Job - All lines in the data bearing the string "spontane" should be identified and copied.

-- START OF Dataset --

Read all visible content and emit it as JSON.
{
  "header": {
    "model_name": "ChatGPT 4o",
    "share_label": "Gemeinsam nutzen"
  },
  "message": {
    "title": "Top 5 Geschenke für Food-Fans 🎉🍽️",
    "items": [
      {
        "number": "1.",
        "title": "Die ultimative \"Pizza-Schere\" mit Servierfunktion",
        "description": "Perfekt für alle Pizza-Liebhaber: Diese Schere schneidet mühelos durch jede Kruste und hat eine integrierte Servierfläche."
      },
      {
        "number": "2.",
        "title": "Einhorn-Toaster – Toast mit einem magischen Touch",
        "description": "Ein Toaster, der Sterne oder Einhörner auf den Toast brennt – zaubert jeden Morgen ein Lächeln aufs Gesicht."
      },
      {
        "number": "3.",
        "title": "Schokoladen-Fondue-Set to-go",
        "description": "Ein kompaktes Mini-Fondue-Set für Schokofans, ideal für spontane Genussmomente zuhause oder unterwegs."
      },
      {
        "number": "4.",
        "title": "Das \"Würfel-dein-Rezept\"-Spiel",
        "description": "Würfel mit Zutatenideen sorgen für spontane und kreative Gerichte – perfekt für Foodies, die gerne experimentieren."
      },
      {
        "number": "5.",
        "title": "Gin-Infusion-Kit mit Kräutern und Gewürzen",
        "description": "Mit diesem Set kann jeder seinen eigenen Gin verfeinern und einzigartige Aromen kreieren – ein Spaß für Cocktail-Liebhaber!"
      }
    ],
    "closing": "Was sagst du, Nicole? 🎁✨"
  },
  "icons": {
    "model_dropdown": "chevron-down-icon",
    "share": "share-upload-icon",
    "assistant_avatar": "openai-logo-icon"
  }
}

-- END OF Dataset --

Exercise solution -
        "description": "Ein kompaktes Mini-Fondue-Set für Schokofans, ideal für spontane Genussmomente zuhause oder unterwegs."
        "description": "Würfel mit Zutatenideen sorgen für spontane und kreative Gerichte – perfekt für Foodies, die gerne experimentieren."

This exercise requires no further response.